_Required work_
Find each line that has the string "title" and give the total, with nothing else.

----------------

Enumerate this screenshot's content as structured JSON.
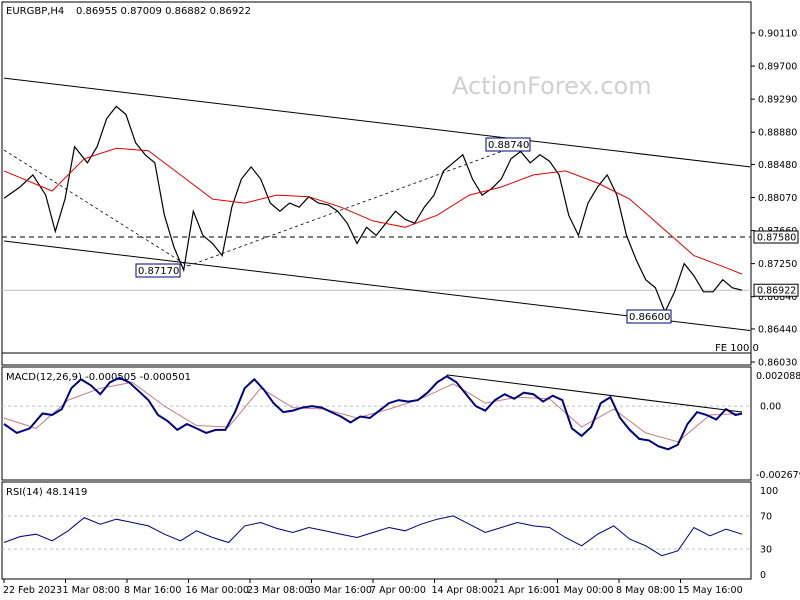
{
  "header": {
    "symbol": "EURGBP,H4",
    "ohlc": "0.86955 0.87009 0.86882 0.86922"
  },
  "watermark": "ActionForex.com",
  "main_axis": {
    "ticks": [
      "0.90110",
      "0.89700",
      "0.89290",
      "0.88880",
      "0.88480",
      "0.88070",
      "0.87660",
      "0.87250",
      "0.86840",
      "0.86440",
      "0.86030"
    ]
  },
  "levels": {
    "resistance_label": "0.87580",
    "price_label": "0.86922"
  },
  "annotations": {
    "low1": "0.87170",
    "high1": "0.88740",
    "low2": "0.86600",
    "fe": "FE 100.0"
  },
  "macd": {
    "title": "MACD(12,26,9) -0.000505 -0.000501",
    "ticks": [
      "0.002088",
      "0.00",
      "-0.002679"
    ]
  },
  "rsi": {
    "title": "RSI(14) 48.1419",
    "ticks": [
      "100",
      "70",
      "30",
      "0"
    ]
  },
  "x_axis": {
    "labels": [
      "22 Feb 2023",
      "1 Mar 08:00",
      "8 Mar 16:00",
      "16 Mar 00:00",
      "23 Mar 08:00",
      "30 Mar 16:00",
      "7 Apr 00:00",
      "14 Apr 08:00",
      "21 Apr 16:00",
      "1 May 00:00",
      "8 May 08:00",
      "15 May 16:00"
    ]
  },
  "colors": {
    "price": "#000000",
    "ma": "#e00000",
    "macd": "#000080",
    "signal": "#c08080",
    "grid": "#c0c0c0"
  },
  "chart_data": {
    "type": "line",
    "title": "EURGBP,H4",
    "price_range": [
      0.8603,
      0.903
    ],
    "close_path": [
      [
        0,
        0.8806
      ],
      [
        5,
        0.882
      ],
      [
        9,
        0.8835
      ],
      [
        13,
        0.881
      ],
      [
        16,
        0.8765
      ],
      [
        19,
        0.8805
      ],
      [
        22,
        0.887
      ],
      [
        26,
        0.885
      ],
      [
        29,
        0.887
      ],
      [
        32,
        0.8905
      ],
      [
        35,
        0.892
      ],
      [
        38,
        0.891
      ],
      [
        41,
        0.8875
      ],
      [
        44,
        0.886
      ],
      [
        47,
        0.885
      ],
      [
        50,
        0.8785
      ],
      [
        53,
        0.8745
      ],
      [
        56,
        0.8717
      ],
      [
        59,
        0.879
      ],
      [
        62,
        0.876
      ],
      [
        65,
        0.875
      ],
      [
        68,
        0.8735
      ],
      [
        71,
        0.8795
      ],
      [
        74,
        0.883
      ],
      [
        77,
        0.8845
      ],
      [
        80,
        0.883
      ],
      [
        83,
        0.88
      ],
      [
        86,
        0.879
      ],
      [
        89,
        0.88
      ],
      [
        92,
        0.8795
      ],
      [
        95,
        0.8808
      ],
      [
        98,
        0.88
      ],
      [
        101,
        0.8798
      ],
      [
        104,
        0.879
      ],
      [
        107,
        0.8775
      ],
      [
        110,
        0.875
      ],
      [
        113,
        0.877
      ],
      [
        116,
        0.876
      ],
      [
        119,
        0.8775
      ],
      [
        122,
        0.879
      ],
      [
        125,
        0.878
      ],
      [
        128,
        0.8775
      ],
      [
        131,
        0.8795
      ],
      [
        134,
        0.881
      ],
      [
        137,
        0.884
      ],
      [
        140,
        0.885
      ],
      [
        143,
        0.886
      ],
      [
        146,
        0.883
      ],
      [
        149,
        0.881
      ],
      [
        152,
        0.8818
      ],
      [
        155,
        0.883
      ],
      [
        158,
        0.8855
      ],
      [
        161,
        0.8864
      ],
      [
        164,
        0.885
      ],
      [
        167,
        0.886
      ],
      [
        170,
        0.8852
      ],
      [
        173,
        0.8835
      ],
      [
        176,
        0.8785
      ],
      [
        179,
        0.876
      ],
      [
        182,
        0.88
      ],
      [
        185,
        0.882
      ],
      [
        188,
        0.8835
      ],
      [
        191,
        0.881
      ],
      [
        194,
        0.876
      ],
      [
        197,
        0.873
      ],
      [
        200,
        0.8705
      ],
      [
        203,
        0.8695
      ],
      [
        206,
        0.8665
      ],
      [
        209,
        0.869
      ],
      [
        212,
        0.8725
      ],
      [
        215,
        0.871
      ],
      [
        218,
        0.869
      ],
      [
        221,
        0.869
      ],
      [
        224,
        0.8705
      ],
      [
        227,
        0.8695
      ],
      [
        230,
        0.8692
      ]
    ],
    "ma_path": [
      [
        0,
        0.884
      ],
      [
        15,
        0.8815
      ],
      [
        25,
        0.8855
      ],
      [
        35,
        0.8868
      ],
      [
        45,
        0.8865
      ],
      [
        55,
        0.8835
      ],
      [
        65,
        0.8805
      ],
      [
        75,
        0.88
      ],
      [
        85,
        0.881
      ],
      [
        95,
        0.8808
      ],
      [
        105,
        0.8795
      ],
      [
        115,
        0.8778
      ],
      [
        125,
        0.877
      ],
      [
        135,
        0.8785
      ],
      [
        145,
        0.881
      ],
      [
        155,
        0.882
      ],
      [
        165,
        0.8835
      ],
      [
        175,
        0.884
      ],
      [
        185,
        0.8825
      ],
      [
        195,
        0.8805
      ],
      [
        205,
        0.877
      ],
      [
        215,
        0.8735
      ],
      [
        225,
        0.872
      ],
      [
        230,
        0.8712
      ]
    ],
    "channel_upper": [
      [
        0,
        0.8955
      ],
      [
        230,
        0.8845
      ]
    ],
    "channel_lower": [
      [
        0,
        0.8753
      ],
      [
        230,
        0.8642
      ]
    ],
    "resistance_level": 0.8758,
    "macd_range": [
      -0.003,
      0.0022
    ],
    "macd_path": [
      [
        0,
        -0.0012
      ],
      [
        4,
        -0.0018
      ],
      [
        8,
        -0.0015
      ],
      [
        12,
        -0.0005
      ],
      [
        15,
        -0.0006
      ],
      [
        18,
        -0.0002
      ],
      [
        21,
        0.0012
      ],
      [
        24,
        0.0018
      ],
      [
        27,
        0.0014
      ],
      [
        30,
        0.0008
      ],
      [
        33,
        0.0016
      ],
      [
        36,
        0.0019
      ],
      [
        39,
        0.0016
      ],
      [
        42,
        0.001
      ],
      [
        45,
        0.0004
      ],
      [
        48,
        -0.0006
      ],
      [
        51,
        -0.001
      ],
      [
        54,
        -0.0016
      ],
      [
        57,
        -0.0012
      ],
      [
        60,
        -0.0015
      ],
      [
        63,
        -0.0018
      ],
      [
        66,
        -0.0016
      ],
      [
        69,
        -0.0016
      ],
      [
        72,
        -0.0004
      ],
      [
        75,
        0.0012
      ],
      [
        78,
        0.0018
      ],
      [
        81,
        0.0011
      ],
      [
        84,
        0.0002
      ],
      [
        87,
        -0.0004
      ],
      [
        90,
        -0.0003
      ],
      [
        93,
        -0.0001
      ],
      [
        96,
        0.0
      ],
      [
        99,
        -0.0001
      ],
      [
        102,
        -0.0004
      ],
      [
        105,
        -0.0007
      ],
      [
        108,
        -0.0011
      ],
      [
        111,
        -0.0007
      ],
      [
        114,
        -0.0008
      ],
      [
        117,
        -0.0003
      ],
      [
        120,
        0.0002
      ],
      [
        123,
        0.0004
      ],
      [
        126,
        0.0003
      ],
      [
        129,
        0.0004
      ],
      [
        132,
        0.0009
      ],
      [
        135,
        0.0016
      ],
      [
        138,
        0.002
      ],
      [
        141,
        0.0016
      ],
      [
        144,
        0.0008
      ],
      [
        147,
        0.0
      ],
      [
        150,
        -0.0003
      ],
      [
        153,
        0.0004
      ],
      [
        156,
        0.0008
      ],
      [
        159,
        0.0005
      ],
      [
        162,
        0.0009
      ],
      [
        165,
        0.0008
      ],
      [
        168,
        0.0003
      ],
      [
        171,
        0.0007
      ],
      [
        174,
        0.0004
      ],
      [
        177,
        -0.0015
      ],
      [
        180,
        -0.002
      ],
      [
        183,
        -0.0014
      ],
      [
        186,
        0.0002
      ],
      [
        189,
        0.0006
      ],
      [
        192,
        -0.0008
      ],
      [
        195,
        -0.0016
      ],
      [
        198,
        -0.0022
      ],
      [
        201,
        -0.0023
      ],
      [
        204,
        -0.0027
      ],
      [
        207,
        -0.0029
      ],
      [
        210,
        -0.0026
      ],
      [
        213,
        -0.0012
      ],
      [
        216,
        -0.0004
      ],
      [
        219,
        -0.0006
      ],
      [
        222,
        -0.0009
      ],
      [
        225,
        -0.0002
      ],
      [
        228,
        -0.0006
      ],
      [
        230,
        -0.0005
      ]
    ],
    "signal_path": [
      [
        0,
        -0.0008
      ],
      [
        10,
        -0.0015
      ],
      [
        20,
        0.0004
      ],
      [
        30,
        0.0012
      ],
      [
        40,
        0.0016
      ],
      [
        50,
        0.0
      ],
      [
        60,
        -0.0013
      ],
      [
        70,
        -0.0014
      ],
      [
        80,
        0.0012
      ],
      [
        90,
        -0.0001
      ],
      [
        100,
        -0.0002
      ],
      [
        110,
        -0.0008
      ],
      [
        120,
        -0.0002
      ],
      [
        130,
        0.0005
      ],
      [
        140,
        0.0015
      ],
      [
        150,
        0.0002
      ],
      [
        160,
        0.0006
      ],
      [
        170,
        0.0005
      ],
      [
        180,
        -0.0014
      ],
      [
        190,
        -0.0002
      ],
      [
        200,
        -0.0018
      ],
      [
        210,
        -0.0024
      ],
      [
        220,
        -0.0006
      ],
      [
        230,
        -0.0005
      ]
    ],
    "macd_trendline": [
      [
        138,
        0.0021
      ],
      [
        230,
        -0.0004
      ]
    ],
    "rsi_range": [
      0,
      100
    ],
    "rsi_path": [
      [
        0,
        38
      ],
      [
        5,
        45
      ],
      [
        10,
        48
      ],
      [
        15,
        40
      ],
      [
        20,
        52
      ],
      [
        25,
        68
      ],
      [
        30,
        60
      ],
      [
        35,
        66
      ],
      [
        40,
        62
      ],
      [
        45,
        58
      ],
      [
        50,
        48
      ],
      [
        55,
        40
      ],
      [
        60,
        52
      ],
      [
        65,
        44
      ],
      [
        70,
        38
      ],
      [
        75,
        58
      ],
      [
        80,
        62
      ],
      [
        85,
        55
      ],
      [
        90,
        50
      ],
      [
        95,
        56
      ],
      [
        100,
        52
      ],
      [
        105,
        48
      ],
      [
        110,
        44
      ],
      [
        115,
        50
      ],
      [
        120,
        56
      ],
      [
        125,
        52
      ],
      [
        130,
        60
      ],
      [
        135,
        66
      ],
      [
        140,
        70
      ],
      [
        145,
        60
      ],
      [
        150,
        50
      ],
      [
        155,
        56
      ],
      [
        160,
        62
      ],
      [
        165,
        58
      ],
      [
        170,
        56
      ],
      [
        175,
        44
      ],
      [
        180,
        34
      ],
      [
        185,
        48
      ],
      [
        190,
        58
      ],
      [
        195,
        42
      ],
      [
        200,
        34
      ],
      [
        205,
        22
      ],
      [
        210,
        28
      ],
      [
        215,
        56
      ],
      [
        220,
        46
      ],
      [
        225,
        54
      ],
      [
        230,
        48
      ]
    ],
    "x_count": 230
  }
}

----------------

_Result for this exercise_
3